----- Dataset excerpts -----

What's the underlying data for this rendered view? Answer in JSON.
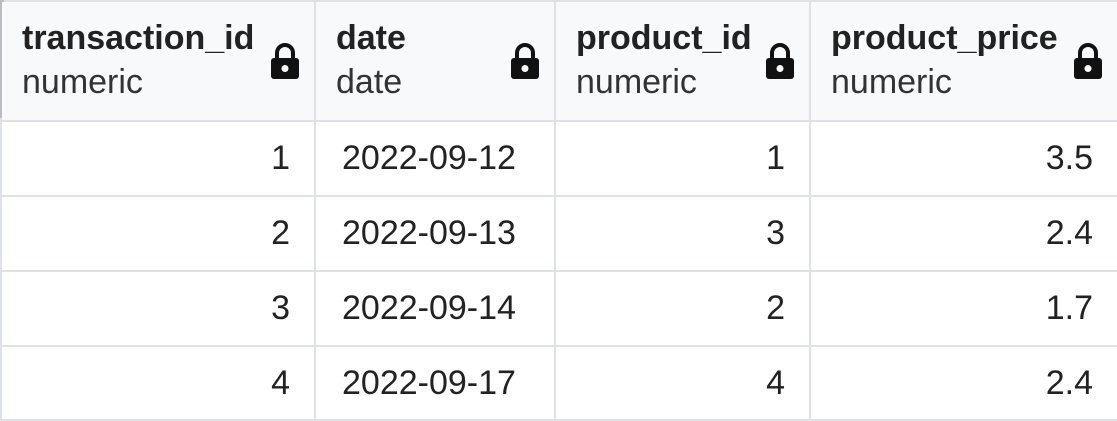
{
  "table": {
    "columns": [
      {
        "name": "transaction_id",
        "type": "numeric",
        "icon": "lock-icon"
      },
      {
        "name": "date",
        "type": "date",
        "icon": "lock-icon"
      },
      {
        "name": "product_id",
        "type": "numeric",
        "icon": "lock-icon"
      },
      {
        "name": "product_price",
        "type": "numeric",
        "icon": "lock-icon"
      }
    ],
    "rows": [
      [
        "1",
        "2022-09-12",
        "1",
        "3.5"
      ],
      [
        "2",
        "2022-09-13",
        "3",
        "2.4"
      ],
      [
        "3",
        "2022-09-14",
        "2",
        "1.7"
      ],
      [
        "4",
        "2022-09-17",
        "4",
        "2.4"
      ]
    ]
  },
  "colors": {
    "header_bg": "#f8f9fa",
    "grid_line": "#dee2e6",
    "text": "#222222"
  }
}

-----

Work to complete - Using the material above, state how many lines include the string "name". Answer with a single number.

Task output - 4